▶ **Task statement**:
Exclude all pictures, then copy each of the records exactly as written.
● ● ●
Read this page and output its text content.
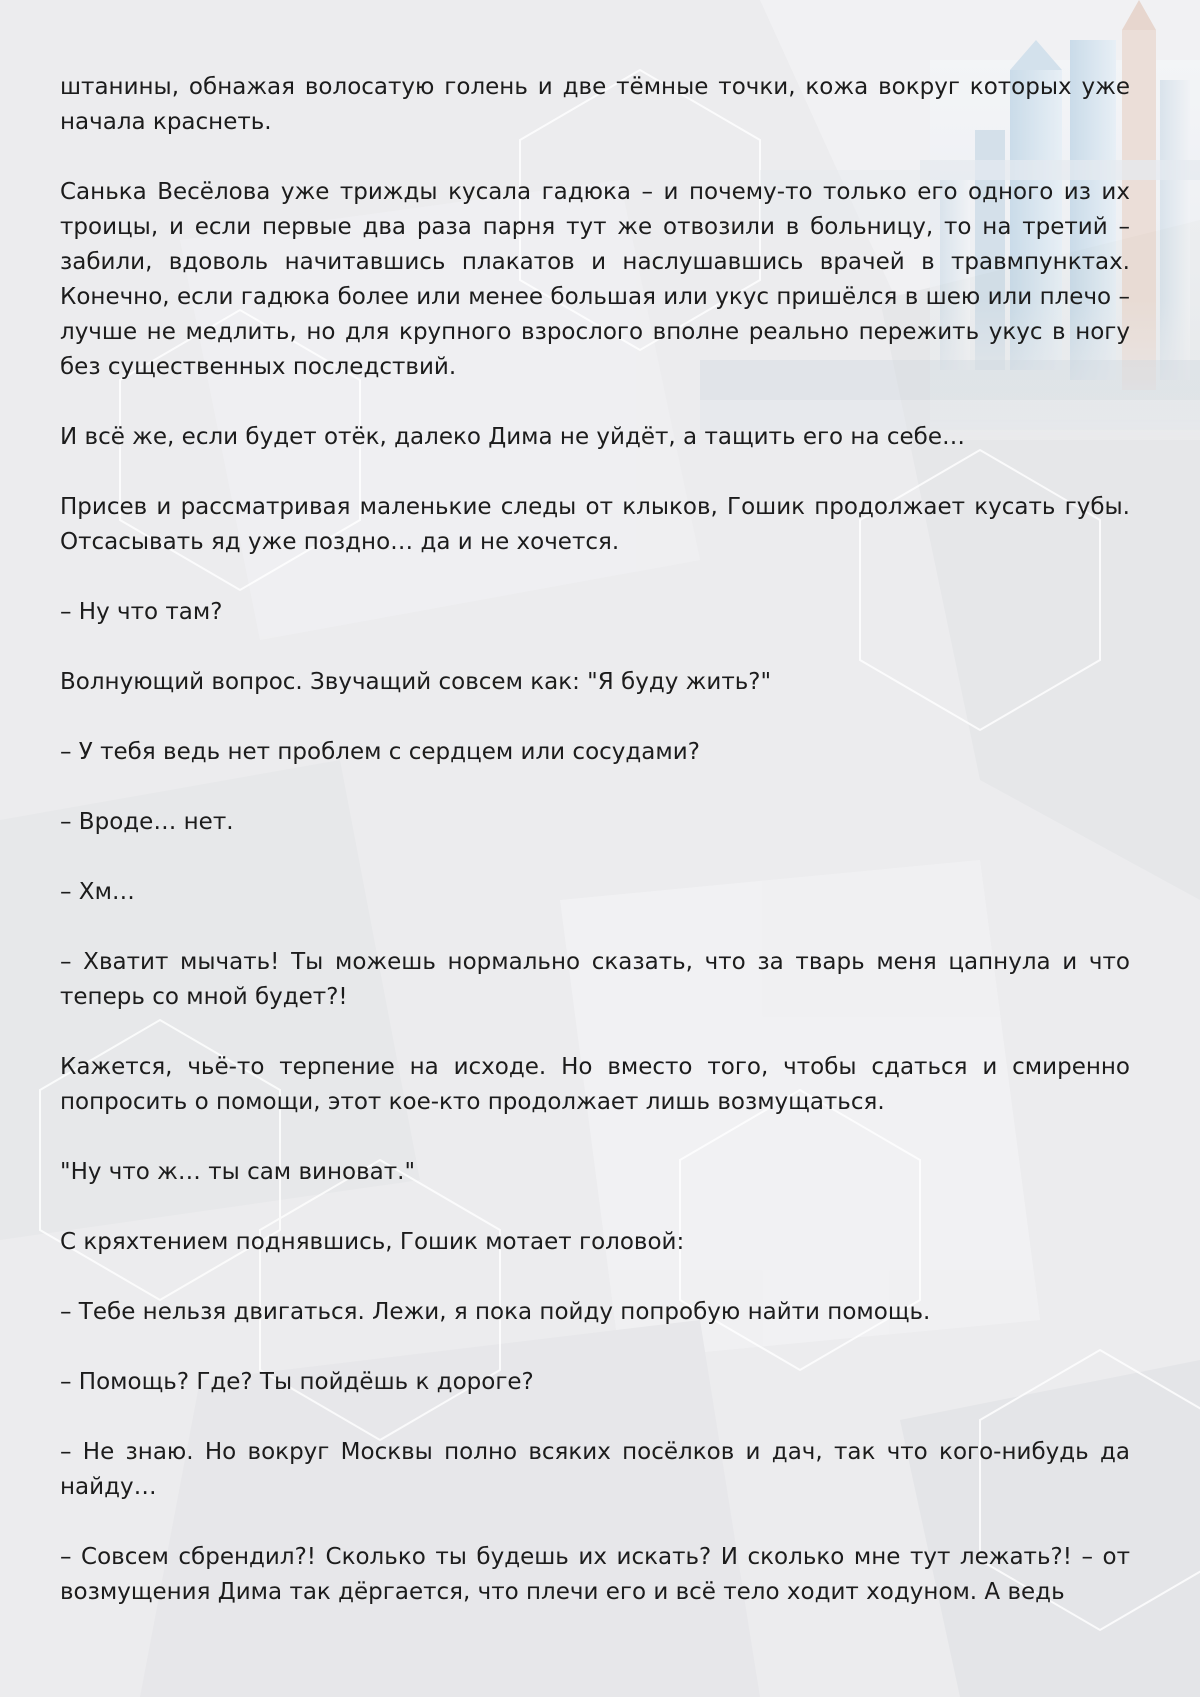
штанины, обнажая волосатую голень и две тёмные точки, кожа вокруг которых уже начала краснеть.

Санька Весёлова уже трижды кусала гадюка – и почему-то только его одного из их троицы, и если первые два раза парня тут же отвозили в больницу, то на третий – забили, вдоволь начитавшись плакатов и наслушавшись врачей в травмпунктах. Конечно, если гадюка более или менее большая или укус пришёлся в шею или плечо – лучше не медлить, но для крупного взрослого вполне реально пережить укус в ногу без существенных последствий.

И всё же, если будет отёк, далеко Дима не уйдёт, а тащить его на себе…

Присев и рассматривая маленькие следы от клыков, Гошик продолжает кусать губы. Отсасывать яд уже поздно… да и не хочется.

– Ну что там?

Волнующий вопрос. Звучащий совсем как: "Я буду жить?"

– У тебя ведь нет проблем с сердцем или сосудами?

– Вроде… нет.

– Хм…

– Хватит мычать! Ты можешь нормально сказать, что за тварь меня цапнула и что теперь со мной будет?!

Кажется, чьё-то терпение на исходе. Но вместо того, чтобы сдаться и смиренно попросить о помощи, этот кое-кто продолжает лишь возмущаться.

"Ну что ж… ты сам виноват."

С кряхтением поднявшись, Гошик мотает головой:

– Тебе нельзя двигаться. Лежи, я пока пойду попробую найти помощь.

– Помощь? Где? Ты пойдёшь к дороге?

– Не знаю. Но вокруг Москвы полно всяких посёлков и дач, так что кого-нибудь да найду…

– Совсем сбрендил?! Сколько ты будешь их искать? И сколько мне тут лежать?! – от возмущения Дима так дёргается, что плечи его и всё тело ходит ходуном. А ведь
● ● ●
▶ **Response to this task**:
Read this page and output its text content.
штанины, обнажая волосатую голень и две тёмные точки, кожа вокруг которых уже начала краснеть.

Санька Весёлова уже трижды кусала гадюка – и почему-то только его одного из их троицы, и если первые два раза парня тут же отвозили в больницу, то на третий – забили, вдоволь начитавшись плакатов и наслушавшись врачей в травмпунктах. Конечно, если гадюка более или менее большая или укус пришёлся в шею или плечо – лучше не медлить, но для крупного взрослого вполне реально пережить укус в ногу без существенных последствий.

И всё же, если будет отёк, далеко Дима не уйдёт, а тащить его на себе…

Присев и рассматривая маленькие следы от клыков, Гошик продолжает кусать губы. Отсасывать яд уже поздно… да и не хочется.

– Ну что там?

Волнующий вопрос. Звучащий совсем как: "Я буду жить?"

– У тебя ведь нет проблем с сердцем или сосудами?

– Вроде… нет.

– Хм…

– Хватит мычать! Ты можешь нормально сказать, что за тварь меня цапнула и что теперь со мной будет?!

Кажется, чьё-то терпение на исходе. Но вместо того, чтобы сдаться и смиренно попросить о помощи, этот кое-кто продолжает лишь возмущаться.

"Ну что ж… ты сам виноват."

С кряхтением поднявшись, Гошик мотает головой:

– Тебе нельзя двигаться. Лежи, я пока пойду попробую найти помощь.

– Помощь? Где? Ты пойдёшь к дороге?

– Не знаю. Но вокруг Москвы полно всяких посёлков и дач, так что кого-нибудь да найду…

– Совсем сбрендил?! Сколько ты будешь их искать? И сколько мне тут лежать?! – от возмущения Дима так дёргается, что плечи его и всё тело ходит ходуном. А ведь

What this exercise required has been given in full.